THE REQUEST: Search the data below for the word "flammable" and copy each line that holds it.

Stored entries:
________

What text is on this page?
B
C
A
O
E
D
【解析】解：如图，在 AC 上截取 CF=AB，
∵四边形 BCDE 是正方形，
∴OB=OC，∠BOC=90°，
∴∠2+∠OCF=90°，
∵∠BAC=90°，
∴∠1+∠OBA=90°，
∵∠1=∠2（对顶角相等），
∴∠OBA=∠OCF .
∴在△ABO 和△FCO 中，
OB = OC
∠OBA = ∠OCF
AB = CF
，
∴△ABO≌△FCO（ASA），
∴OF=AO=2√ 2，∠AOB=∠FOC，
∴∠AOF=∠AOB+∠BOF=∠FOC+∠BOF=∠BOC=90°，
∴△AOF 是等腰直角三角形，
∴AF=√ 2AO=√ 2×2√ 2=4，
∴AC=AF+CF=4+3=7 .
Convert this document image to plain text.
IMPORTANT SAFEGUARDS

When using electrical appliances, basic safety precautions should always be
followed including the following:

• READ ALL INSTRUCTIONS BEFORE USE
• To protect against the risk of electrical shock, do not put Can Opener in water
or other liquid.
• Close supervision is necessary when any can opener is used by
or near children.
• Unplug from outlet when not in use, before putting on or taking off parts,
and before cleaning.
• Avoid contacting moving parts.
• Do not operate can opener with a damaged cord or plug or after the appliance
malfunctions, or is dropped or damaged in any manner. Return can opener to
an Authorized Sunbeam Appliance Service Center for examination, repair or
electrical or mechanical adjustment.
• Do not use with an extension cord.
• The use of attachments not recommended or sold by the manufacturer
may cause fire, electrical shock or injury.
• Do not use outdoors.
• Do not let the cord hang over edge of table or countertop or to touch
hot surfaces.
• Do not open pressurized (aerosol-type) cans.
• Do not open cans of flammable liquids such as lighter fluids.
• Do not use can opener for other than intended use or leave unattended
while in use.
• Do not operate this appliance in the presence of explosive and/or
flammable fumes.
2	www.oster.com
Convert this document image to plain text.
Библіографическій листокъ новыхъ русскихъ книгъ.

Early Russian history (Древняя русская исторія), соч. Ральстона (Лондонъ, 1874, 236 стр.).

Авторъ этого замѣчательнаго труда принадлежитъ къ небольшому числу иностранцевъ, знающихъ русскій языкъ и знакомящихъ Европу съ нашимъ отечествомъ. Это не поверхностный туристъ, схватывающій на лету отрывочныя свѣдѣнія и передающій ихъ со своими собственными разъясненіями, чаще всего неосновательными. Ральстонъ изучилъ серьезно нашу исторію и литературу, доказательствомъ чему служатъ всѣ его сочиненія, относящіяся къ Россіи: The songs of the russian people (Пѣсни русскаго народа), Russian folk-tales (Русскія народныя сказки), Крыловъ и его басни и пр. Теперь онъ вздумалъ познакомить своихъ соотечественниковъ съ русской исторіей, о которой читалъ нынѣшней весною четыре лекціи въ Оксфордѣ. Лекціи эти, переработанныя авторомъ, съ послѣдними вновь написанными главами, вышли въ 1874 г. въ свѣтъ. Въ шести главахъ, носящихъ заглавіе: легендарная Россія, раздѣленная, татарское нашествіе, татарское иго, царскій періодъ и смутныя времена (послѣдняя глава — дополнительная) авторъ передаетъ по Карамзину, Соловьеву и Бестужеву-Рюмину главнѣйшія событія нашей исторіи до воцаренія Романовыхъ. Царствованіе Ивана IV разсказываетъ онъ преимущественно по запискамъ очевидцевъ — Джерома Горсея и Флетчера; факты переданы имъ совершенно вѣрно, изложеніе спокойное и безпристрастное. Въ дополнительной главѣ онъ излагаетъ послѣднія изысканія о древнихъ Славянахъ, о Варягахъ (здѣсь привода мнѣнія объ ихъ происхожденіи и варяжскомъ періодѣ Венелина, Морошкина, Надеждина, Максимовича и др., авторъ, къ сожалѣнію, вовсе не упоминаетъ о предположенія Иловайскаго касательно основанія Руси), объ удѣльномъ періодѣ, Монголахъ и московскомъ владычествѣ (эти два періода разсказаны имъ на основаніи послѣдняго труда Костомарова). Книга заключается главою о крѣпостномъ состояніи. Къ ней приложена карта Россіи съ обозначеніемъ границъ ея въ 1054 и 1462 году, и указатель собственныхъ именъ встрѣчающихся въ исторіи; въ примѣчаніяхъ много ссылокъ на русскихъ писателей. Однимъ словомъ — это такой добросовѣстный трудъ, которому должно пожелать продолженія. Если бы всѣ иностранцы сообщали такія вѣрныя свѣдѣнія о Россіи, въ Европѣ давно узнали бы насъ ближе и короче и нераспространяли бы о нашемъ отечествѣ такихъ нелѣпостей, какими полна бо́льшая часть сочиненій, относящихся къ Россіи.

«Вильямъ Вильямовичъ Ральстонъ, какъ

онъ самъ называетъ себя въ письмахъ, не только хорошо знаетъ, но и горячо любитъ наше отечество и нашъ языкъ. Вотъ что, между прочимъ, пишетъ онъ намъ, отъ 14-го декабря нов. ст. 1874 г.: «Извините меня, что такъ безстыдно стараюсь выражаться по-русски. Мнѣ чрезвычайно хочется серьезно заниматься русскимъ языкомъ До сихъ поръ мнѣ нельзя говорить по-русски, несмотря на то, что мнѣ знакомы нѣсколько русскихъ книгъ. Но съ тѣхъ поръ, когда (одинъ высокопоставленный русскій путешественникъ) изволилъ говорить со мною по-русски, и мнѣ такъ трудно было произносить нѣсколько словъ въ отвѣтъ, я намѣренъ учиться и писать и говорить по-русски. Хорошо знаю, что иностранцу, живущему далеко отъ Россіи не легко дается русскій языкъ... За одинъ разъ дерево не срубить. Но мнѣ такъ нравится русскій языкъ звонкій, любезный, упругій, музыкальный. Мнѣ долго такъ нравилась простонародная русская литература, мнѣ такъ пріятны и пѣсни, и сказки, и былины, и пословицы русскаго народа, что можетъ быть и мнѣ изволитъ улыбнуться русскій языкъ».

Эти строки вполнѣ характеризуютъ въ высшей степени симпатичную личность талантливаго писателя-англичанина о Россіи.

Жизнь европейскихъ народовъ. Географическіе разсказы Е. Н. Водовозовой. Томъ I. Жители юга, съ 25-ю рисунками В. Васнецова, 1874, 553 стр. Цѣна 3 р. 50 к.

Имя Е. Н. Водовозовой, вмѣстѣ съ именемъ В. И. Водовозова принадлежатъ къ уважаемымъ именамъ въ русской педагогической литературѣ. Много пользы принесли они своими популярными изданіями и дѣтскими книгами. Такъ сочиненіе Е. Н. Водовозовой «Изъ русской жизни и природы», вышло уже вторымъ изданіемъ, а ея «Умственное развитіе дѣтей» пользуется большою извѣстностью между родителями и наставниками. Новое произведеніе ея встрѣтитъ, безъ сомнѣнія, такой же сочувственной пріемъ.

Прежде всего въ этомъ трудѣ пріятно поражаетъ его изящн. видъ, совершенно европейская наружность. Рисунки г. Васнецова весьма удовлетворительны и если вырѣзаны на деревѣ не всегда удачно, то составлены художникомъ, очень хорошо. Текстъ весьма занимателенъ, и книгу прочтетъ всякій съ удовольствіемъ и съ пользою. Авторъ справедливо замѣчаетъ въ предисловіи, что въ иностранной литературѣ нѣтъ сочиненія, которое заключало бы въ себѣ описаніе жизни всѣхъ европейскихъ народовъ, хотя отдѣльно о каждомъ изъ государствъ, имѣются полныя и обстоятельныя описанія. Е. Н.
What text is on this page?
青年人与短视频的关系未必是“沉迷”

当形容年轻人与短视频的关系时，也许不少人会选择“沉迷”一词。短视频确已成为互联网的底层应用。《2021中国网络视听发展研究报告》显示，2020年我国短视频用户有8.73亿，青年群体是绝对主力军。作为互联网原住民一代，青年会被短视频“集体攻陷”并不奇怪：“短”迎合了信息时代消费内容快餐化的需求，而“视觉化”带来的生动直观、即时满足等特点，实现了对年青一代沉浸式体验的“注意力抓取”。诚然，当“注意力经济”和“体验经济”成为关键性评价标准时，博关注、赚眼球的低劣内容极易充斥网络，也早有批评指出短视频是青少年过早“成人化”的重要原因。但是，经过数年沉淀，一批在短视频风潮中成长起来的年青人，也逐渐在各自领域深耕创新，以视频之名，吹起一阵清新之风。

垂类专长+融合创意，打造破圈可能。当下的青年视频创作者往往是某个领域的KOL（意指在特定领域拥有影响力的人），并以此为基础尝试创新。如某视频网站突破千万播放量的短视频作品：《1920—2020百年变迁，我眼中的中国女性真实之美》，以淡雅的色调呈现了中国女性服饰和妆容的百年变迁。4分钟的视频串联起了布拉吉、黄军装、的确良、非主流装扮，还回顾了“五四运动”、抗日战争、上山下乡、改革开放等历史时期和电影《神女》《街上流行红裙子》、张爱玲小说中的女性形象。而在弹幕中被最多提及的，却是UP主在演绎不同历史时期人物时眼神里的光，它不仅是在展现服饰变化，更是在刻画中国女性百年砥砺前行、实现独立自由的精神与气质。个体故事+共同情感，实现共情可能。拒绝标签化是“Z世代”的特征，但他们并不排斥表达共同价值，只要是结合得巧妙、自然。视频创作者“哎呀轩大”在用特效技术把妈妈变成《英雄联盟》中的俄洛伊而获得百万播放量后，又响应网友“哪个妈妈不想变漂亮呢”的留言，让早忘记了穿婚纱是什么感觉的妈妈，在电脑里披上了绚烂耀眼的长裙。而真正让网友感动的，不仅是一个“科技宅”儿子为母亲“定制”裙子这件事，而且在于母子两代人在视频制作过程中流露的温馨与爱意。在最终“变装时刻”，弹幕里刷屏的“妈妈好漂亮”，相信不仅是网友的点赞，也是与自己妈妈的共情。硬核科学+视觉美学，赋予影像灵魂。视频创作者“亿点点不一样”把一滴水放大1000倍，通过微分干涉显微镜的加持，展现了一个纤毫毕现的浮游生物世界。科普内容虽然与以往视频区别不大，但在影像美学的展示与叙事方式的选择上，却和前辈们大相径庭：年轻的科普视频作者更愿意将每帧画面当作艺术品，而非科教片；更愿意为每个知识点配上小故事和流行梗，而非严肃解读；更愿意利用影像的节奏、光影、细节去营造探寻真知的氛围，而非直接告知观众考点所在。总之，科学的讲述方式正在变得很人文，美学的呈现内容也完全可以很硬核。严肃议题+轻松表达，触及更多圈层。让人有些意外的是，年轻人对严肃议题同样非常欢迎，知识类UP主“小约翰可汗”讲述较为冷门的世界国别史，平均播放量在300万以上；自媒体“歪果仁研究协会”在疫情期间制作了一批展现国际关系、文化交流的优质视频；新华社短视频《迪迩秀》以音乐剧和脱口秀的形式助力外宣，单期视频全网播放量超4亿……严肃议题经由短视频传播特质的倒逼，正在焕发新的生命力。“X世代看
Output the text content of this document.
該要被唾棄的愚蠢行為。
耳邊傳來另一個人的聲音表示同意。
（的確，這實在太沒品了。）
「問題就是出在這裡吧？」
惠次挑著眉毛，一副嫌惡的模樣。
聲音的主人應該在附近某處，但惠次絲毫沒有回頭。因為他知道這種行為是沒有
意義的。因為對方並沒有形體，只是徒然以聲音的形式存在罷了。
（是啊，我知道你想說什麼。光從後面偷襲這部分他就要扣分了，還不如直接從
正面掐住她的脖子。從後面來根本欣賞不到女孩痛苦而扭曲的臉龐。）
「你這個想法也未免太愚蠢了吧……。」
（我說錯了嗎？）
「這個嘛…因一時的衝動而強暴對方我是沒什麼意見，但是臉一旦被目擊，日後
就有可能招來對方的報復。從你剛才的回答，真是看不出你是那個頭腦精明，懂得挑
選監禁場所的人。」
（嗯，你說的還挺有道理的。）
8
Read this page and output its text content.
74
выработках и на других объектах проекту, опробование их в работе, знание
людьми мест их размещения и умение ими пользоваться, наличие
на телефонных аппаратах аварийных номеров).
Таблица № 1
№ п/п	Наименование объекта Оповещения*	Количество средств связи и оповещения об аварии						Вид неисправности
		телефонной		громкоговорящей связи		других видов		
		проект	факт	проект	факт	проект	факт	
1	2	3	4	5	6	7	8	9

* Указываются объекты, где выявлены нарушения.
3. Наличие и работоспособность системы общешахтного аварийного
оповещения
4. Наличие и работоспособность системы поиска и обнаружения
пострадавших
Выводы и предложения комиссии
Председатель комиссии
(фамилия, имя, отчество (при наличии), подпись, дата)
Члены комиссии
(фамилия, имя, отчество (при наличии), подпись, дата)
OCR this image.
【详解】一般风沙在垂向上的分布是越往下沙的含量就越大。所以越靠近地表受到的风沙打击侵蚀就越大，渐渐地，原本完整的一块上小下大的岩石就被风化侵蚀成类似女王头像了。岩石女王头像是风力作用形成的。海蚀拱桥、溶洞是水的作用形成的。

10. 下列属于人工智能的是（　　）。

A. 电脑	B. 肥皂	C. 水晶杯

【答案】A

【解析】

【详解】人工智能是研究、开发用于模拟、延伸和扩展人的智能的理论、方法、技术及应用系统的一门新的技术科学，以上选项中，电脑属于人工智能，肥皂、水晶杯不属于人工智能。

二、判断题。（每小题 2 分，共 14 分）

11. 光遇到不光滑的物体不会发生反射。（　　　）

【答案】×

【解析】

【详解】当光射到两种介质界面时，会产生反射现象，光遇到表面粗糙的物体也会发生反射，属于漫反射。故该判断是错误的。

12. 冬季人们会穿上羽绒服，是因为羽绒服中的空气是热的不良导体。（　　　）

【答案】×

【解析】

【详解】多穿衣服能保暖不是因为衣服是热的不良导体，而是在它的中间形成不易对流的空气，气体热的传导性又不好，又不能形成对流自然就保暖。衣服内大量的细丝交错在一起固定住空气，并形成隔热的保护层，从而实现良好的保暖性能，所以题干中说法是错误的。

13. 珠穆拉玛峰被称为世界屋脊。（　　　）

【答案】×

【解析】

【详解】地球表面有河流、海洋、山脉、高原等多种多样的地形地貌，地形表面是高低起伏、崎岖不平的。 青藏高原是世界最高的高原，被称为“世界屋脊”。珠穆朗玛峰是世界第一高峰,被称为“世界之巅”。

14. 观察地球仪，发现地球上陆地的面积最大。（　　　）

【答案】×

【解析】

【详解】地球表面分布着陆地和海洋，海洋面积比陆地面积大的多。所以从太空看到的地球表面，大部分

________

THE SOLUTION:
• Do not open cans of flammable liquids such as lighter fluids.
flammable fumes.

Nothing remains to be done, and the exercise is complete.